Job: All of the lines below are to be transcribed faithfully, with pictures excluded from the copy.

━━━━━━━━━━━━━━━━━━━━

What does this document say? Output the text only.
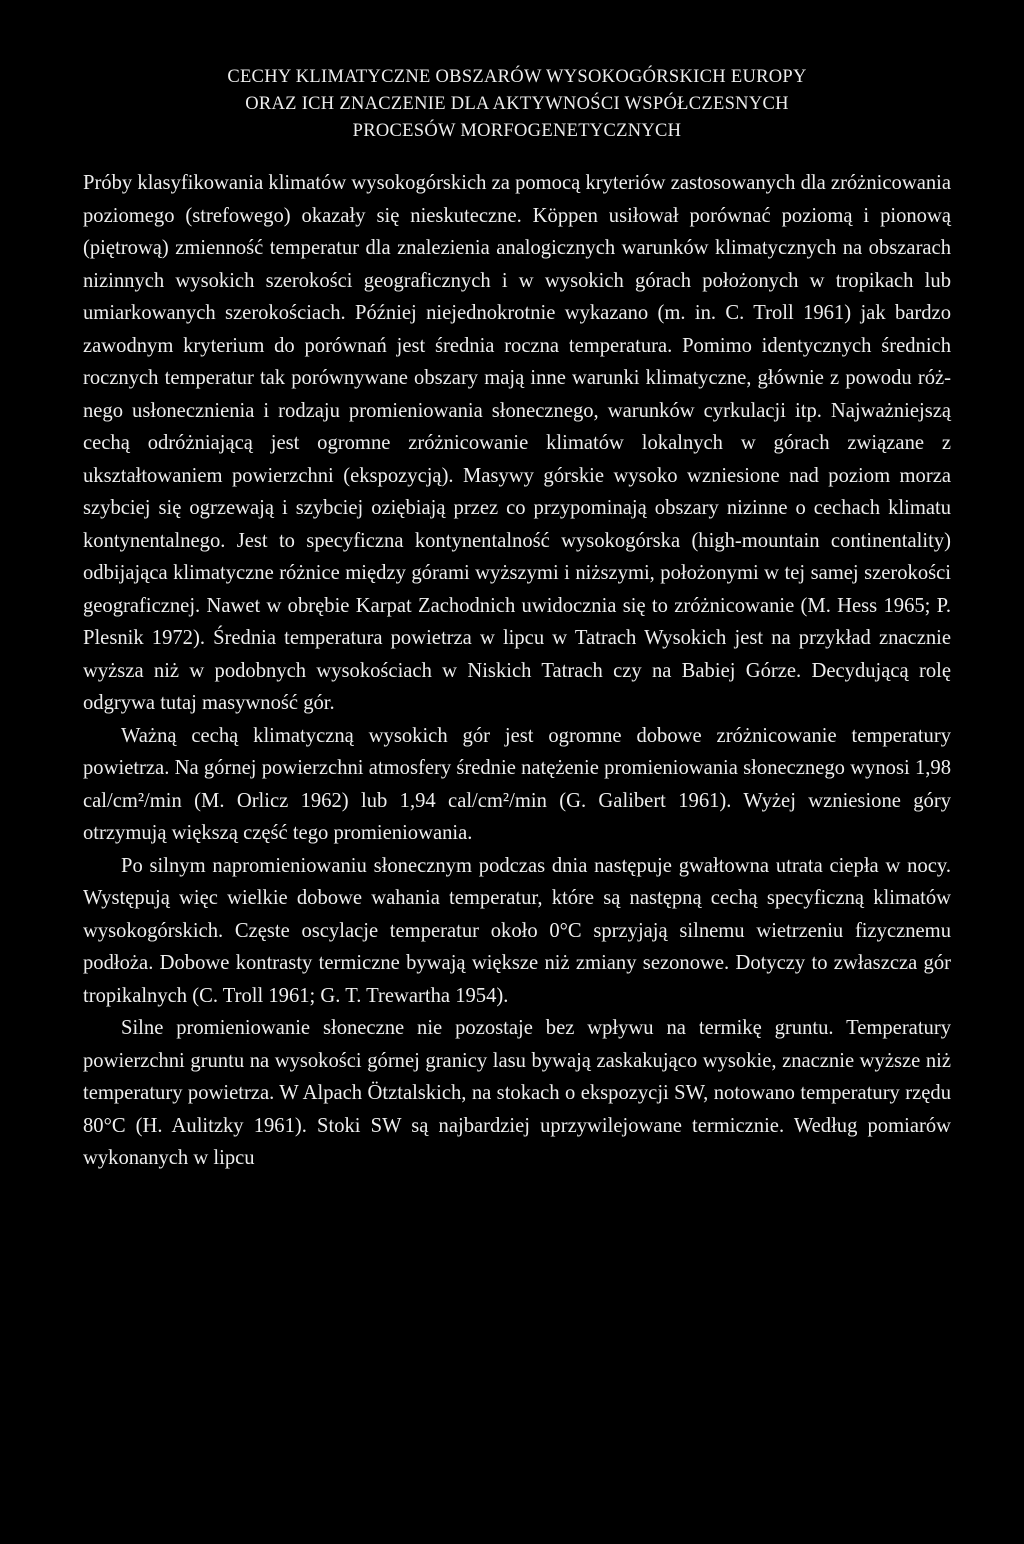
CECHY KLIMATYCZNE OBSZARÓW WYSOKOGÓRSKICH EUROPY
ORAZ ICH ZNACZENIE DLA AKTYWNOŚCI WSPÓŁCZESNYCH
PROCESÓW MORFOGENETYCZNYCH

Próby klasyfikowania klimatów wysokogórskich za pomocą kryteriów zastosowanych dla zróżnicowania poziomego (strefowego) okazały się nieskuteczne. Köppen usiłował porównać poziomą i pionową (piętrową) zmienność temperatur dla znalezienia analogicznych warunków klimatycznych na obszarach nizinnych wysokich szerokości geograficznych i w wysokich górach położonych w tropikach lub umiarkowanych szerokościach. Później niejednokrotnie wykazano (m. in. C. Troll 1961) jak bardzo zawodnym kryterium do porównań jest średnia roczna temperatura. Pomimo identycznych średnich rocznych temperatur tak porównywane obszary mają inne warunki klimatyczne, głównie z powodu różnego usłonecznienia i rodzaju promieniowania słonecznego, warunków cyrkulacji itp. Najważniejszą cechą odróżniającą jest ogromne zróżnicowanie klimatów lokalnych w górach związane z ukształtowaniem powierzchni (ekspozycją). Masywy górskie wysoko wzniesione nad poziom morza szybciej się ogrzewają i szybciej oziębiają przez co przypominają obszary nizinne o cechach klimatu kontynentalnego. Jest to specyficzna kontynentalność wysokogórska (high-mountain continentality) odbijająca klimatyczne różnice między górami wyższymi i niższymi, położonymi w tej samej szerokości geograficznej. Nawet w obrębie Karpat Zachodnich uwidocznia się to zróżnicowanie (M. Hess 1965; P. Plesnik 1972). Średnia temperatura powietrza w lipcu w Tatrach Wysokich jest na przykład znacznie wyższa niż w podobnych wysokościach w Niskich Tatrach czy na Babiej Górze. Decydującą rolę odgrywa tutaj masywność gór.

Ważną cechą klimatyczną wysokich gór jest ogromne dobowe zróżnicowanie temperatury powietrza. Na górnej powierzchni atmosfery średnie natężenie promieniowania słonecznego wynosi 1,98 cal/cm²/min (M. Orlicz 1962) lub 1,94 cal/cm²/min (G. Galibert 1961). Wyżej wzniesione góry otrzymują większą część tego promieniowania.

Po silnym napromieniowaniu słonecznym podczas dnia następuje gwałtowna utrata ciepła w nocy. Występują więc wielkie dobowe wahania temperatur, które są następną cechą specyficzną klimatów wysokogórskich. Częste oscylacje temperatur około 0°C sprzyjają silnemu wietrzeniu fizycznemu podłoża. Dobowe kontrasty termiczne bywają większe niż zmiany sezonowe. Dotyczy to zwłaszcza gór tropikalnych (C. Troll 1961; G. T. Trewartha 1954).

Silne promieniowanie słoneczne nie pozostaje bez wpływu na termikę gruntu. Temperatury powierzchni gruntu na wysokości górnej granicy lasu bywają zaskakująco wysokie, znacznie wyższe niż temperatury powietrza. W Alpach Ötztalskich, na stokach o ekspozycji SW, notowano temperatury rzędu 80°C (H. Aulitzky 1961). Stoki SW są najbardziej uprzywilejowane termicznie. Według pomiarów wykonanych w lipcu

━━━━━━━━━━━━━━━━━━━━

Final answer:
What does this document say? Output the text only.
CECHY KLIMATYCZNE OBSZARÓW WYSOKOGÓRSKICH EUROPY
ORAZ ICH ZNACZENIE DLA AKTYWNOŚCI WSPÓŁCZESNYCH
PROCESÓW MORFOGENETYCZNYCH

Próby klasyfikowania klimatów wysokogórskich za pomocą kryteriów zastosowanych dla zróżnicowania poziomego (strefowego) okazały się nieskuteczne. Köppen usiłował porównać poziomą i pionową (piętrową) zmienność temperatur dla znalezienia analogicznych warunków klimatycznych na obszarach nizinnych wysokich szerokości geograficznych i w wysokich górach położonych w tropikach lub umiarkowanych szerokościach. Później niejednokrotnie wykazano (m. in. C. Troll 1961) jak bardzo zawodnym kryterium do porównań jest średnia roczna temperatura. Pomimo identycznych średnich rocznych temperatur tak porównywane obszary mają inne warunki klimatyczne, głównie z powodu różnego usłonecznienia i rodzaju promieniowania słonecznego, warunków cyrkulacji itp. Najważniejszą cechą odróżniającą jest ogromne zróżnicowanie klimatów lokalnych w górach związane z ukształtowaniem powierzchni (ekspozycją). Masywy górskie wysoko wzniesione nad poziom morza szybciej się ogrzewają i szybciej oziębiają przez co przypominają obszary nizinne o cechach klimatu kontynentalnego. Jest to specyficzna kontynentalność wysokogórska (high-mountain continentality) odbijająca klimatyczne różnice między górami wyższymi i niższymi, położonymi w tej samej szerokości geograficznej. Nawet w obrębie Karpat Zachodnich uwidocznia się to zróżnicowanie (M. Hess 1965; P. Plesnik 1972). Średnia temperatura powietrza w lipcu w Tatrach Wysokich jest na przykład znacznie wyższa niż w podobnych wysokościach w Niskich Tatrach czy na Babiej Górze. Decydującą rolę odgrywa tutaj masywność gór.

Ważną cechą klimatyczną wysokich gór jest ogromne dobowe zróżnicowanie temperatury powietrza. Na górnej powierzchni atmosfery średnie natężenie promieniowania słonecznego wynosi 1,98 cal/cm²/min (M. Orlicz 1962) lub 1,94 cal/cm²/min (G. Galibert 1961). Wyżej wzniesione góry otrzymują większą część tego promieniowania.

Po silnym napromieniowaniu słonecznym podczas dnia następuje gwałtowna utrata ciepła w nocy. Występują więc wielkie dobowe wahania temperatur, które są następną cechą specyficzną klimatów wysokogórskich. Częste oscylacje temperatur około 0°C sprzyjają silnemu wietrzeniu fizycznemu podłoża. Dobowe kontrasty termiczne bywają większe niż zmiany sezonowe. Dotyczy to zwłaszcza gór tropikalnych (C. Troll 1961; G. T. Trewartha 1954).

Silne promieniowanie słoneczne nie pozostaje bez wpływu na termikę gruntu. Temperatury powierzchni gruntu na wysokości górnej granicy lasu bywają zaskakująco wysokie, znacznie wyższe niż temperatury powietrza. W Alpach Ötztalskich, na stokach o ekspozycji SW, notowano temperatury rzędu 80°C (H. Aulitzky 1961). Stoki SW są najbardziej uprzywilejowane termicznie. Według pomiarów wykonanych w lipcu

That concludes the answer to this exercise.